--- Begin ---
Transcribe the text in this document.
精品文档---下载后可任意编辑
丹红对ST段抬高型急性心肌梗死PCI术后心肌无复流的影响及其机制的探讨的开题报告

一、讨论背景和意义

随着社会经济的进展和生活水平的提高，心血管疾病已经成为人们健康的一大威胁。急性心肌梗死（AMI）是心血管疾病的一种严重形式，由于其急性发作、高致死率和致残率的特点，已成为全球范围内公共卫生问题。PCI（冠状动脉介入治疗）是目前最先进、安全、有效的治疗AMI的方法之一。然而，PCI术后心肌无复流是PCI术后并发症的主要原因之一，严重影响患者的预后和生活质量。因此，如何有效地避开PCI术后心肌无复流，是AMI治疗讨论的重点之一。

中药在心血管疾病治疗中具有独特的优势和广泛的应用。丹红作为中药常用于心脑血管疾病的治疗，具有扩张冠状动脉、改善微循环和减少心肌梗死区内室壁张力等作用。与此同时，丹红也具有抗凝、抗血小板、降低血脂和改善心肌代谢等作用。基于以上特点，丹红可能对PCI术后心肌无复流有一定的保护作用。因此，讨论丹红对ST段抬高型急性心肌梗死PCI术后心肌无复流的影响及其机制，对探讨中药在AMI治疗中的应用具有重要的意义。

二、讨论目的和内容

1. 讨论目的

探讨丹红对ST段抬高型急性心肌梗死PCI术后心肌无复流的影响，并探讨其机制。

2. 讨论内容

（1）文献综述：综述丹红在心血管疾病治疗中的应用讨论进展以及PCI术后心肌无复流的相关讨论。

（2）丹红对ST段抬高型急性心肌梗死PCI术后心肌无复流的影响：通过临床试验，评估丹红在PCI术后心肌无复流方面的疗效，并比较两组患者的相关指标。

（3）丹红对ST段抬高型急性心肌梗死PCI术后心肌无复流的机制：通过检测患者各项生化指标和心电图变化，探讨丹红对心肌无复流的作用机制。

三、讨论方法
--- End ---
Print the records above exactly as they appear.

Transcribe the text in this document.
精品文档---下载后可任意编辑
丹红对ST段抬高型急性心肌梗死PCI术后心肌无复流的影响及其机制的探讨的开题报告

一、讨论背景和意义

随着社会经济的进展和生活水平的提高，心血管疾病已经成为人们健康的一大威胁。急性心肌梗死（AMI）是心血管疾病的一种严重形式，由于其急性发作、高致死率和致残率的特点，已成为全球范围内公共卫生问题。PCI（冠状动脉介入治疗）是目前最先进、安全、有效的治疗AMI的方法之一。然而，PCI术后心肌无复流是PCI术后并发症的主要原因之一，严重影响患者的预后和生活质量。因此，如何有效地避开PCI术后心肌无复流，是AMI治疗讨论的重点之一。

中药在心血管疾病治疗中具有独特的优势和广泛的应用。丹红作为中药常用于心脑血管疾病的治疗，具有扩张冠状动脉、改善微循环和减少心肌梗死区内室壁张力等作用。与此同时，丹红也具有抗凝、抗血小板、降低血脂和改善心肌代谢等作用。基于以上特点，丹红可能对PCI术后心肌无复流有一定的保护作用。因此，讨论丹红对ST段抬高型急性心肌梗死PCI术后心肌无复流的影响及其机制，对探讨中药在AMI治疗中的应用具有重要的意义。

二、讨论目的和内容

1. 讨论目的

探讨丹红对ST段抬高型急性心肌梗死PCI术后心肌无复流的影响，并探讨其机制。

2. 讨论内容

（1）文献综述：综述丹红在心血管疾病治疗中的应用讨论进展以及PCI术后心肌无复流的相关讨论。

（2）丹红对ST段抬高型急性心肌梗死PCI术后心肌无复流的影响：通过临床试验，评估丹红在PCI术后心肌无复流方面的疗效，并比较两组患者的相关指标。

（3）丹红对ST段抬高型急性心肌梗死PCI术后心肌无复流的机制：通过检测患者各项生化指标和心电图变化，探讨丹红对心肌无复流的作用机制。

三、讨论方法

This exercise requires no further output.